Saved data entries
________________
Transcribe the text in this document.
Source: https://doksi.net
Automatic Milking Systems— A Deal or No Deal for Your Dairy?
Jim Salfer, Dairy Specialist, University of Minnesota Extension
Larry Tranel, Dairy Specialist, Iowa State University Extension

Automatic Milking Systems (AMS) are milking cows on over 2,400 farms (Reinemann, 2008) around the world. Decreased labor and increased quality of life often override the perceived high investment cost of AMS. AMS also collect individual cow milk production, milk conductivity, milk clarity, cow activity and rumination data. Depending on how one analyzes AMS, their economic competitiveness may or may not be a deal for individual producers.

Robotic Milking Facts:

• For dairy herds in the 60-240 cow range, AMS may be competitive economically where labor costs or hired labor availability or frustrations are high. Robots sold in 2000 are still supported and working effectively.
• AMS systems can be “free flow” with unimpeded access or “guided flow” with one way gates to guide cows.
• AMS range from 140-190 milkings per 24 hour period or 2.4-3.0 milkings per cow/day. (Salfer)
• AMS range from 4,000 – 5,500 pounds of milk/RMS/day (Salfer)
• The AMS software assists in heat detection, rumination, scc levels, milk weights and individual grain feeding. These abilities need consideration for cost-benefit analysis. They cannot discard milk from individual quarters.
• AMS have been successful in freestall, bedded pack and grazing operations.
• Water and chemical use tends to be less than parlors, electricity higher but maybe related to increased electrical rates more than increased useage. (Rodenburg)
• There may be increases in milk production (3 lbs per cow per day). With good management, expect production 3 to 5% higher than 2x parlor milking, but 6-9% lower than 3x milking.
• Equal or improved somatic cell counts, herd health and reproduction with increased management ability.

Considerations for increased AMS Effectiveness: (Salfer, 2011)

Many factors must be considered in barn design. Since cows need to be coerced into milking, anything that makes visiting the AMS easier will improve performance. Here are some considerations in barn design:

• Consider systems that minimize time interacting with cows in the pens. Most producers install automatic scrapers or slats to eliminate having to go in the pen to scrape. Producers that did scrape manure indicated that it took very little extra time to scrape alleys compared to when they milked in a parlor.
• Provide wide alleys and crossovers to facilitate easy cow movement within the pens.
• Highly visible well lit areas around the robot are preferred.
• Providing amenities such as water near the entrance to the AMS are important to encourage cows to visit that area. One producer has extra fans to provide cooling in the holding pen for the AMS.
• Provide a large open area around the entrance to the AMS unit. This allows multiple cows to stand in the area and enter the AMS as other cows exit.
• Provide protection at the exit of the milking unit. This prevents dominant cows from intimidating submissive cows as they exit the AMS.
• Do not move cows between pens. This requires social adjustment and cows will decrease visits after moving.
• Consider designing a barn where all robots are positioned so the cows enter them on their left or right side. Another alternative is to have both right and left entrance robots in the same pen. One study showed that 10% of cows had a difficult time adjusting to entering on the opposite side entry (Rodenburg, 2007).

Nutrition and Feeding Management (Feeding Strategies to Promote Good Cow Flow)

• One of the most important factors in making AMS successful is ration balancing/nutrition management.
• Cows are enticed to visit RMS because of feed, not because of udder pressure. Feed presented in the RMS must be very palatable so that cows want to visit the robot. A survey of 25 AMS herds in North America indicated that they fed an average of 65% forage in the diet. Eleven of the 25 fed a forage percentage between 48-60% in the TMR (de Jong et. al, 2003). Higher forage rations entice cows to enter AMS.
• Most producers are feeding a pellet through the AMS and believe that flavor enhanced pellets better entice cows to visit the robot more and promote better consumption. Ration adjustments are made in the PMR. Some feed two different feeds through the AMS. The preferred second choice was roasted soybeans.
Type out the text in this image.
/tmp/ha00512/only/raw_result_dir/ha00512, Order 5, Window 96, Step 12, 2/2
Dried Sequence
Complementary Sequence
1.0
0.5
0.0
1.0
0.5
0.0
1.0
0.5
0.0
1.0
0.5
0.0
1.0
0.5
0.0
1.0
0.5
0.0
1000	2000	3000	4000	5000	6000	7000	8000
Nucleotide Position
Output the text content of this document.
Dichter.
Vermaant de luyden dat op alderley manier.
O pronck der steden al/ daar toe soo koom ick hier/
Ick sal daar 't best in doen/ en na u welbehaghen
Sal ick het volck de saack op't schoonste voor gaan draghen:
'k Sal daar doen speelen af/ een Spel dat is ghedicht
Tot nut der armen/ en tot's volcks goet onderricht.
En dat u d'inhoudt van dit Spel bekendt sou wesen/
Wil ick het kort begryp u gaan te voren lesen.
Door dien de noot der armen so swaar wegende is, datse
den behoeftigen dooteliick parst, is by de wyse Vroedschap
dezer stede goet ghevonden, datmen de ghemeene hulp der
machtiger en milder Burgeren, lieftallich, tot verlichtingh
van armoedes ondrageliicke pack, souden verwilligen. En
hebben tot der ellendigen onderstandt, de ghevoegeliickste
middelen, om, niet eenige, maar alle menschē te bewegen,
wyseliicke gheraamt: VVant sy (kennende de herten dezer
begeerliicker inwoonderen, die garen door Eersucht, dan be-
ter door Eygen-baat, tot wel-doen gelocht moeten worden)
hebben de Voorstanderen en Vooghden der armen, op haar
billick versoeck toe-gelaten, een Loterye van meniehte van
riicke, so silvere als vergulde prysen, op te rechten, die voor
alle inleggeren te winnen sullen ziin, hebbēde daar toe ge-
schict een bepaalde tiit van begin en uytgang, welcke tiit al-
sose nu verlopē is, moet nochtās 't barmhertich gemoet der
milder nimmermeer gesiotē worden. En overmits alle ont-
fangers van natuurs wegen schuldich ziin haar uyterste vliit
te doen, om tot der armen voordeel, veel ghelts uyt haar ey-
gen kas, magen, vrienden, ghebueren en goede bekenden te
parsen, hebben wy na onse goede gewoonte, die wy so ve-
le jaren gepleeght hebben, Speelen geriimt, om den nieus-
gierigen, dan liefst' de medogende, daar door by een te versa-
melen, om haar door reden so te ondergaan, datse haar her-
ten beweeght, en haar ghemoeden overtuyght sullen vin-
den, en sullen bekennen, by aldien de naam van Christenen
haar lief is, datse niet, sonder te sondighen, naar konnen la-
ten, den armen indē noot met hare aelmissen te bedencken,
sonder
________________
What is required: Copy out every line of the material above that mentions the word "worden".

Exercise answer:
ter door Eygen-baat, tot wel-doen gelocht moeten worden)
milder nimmermeer gesiotē worden. En overmits alle ont-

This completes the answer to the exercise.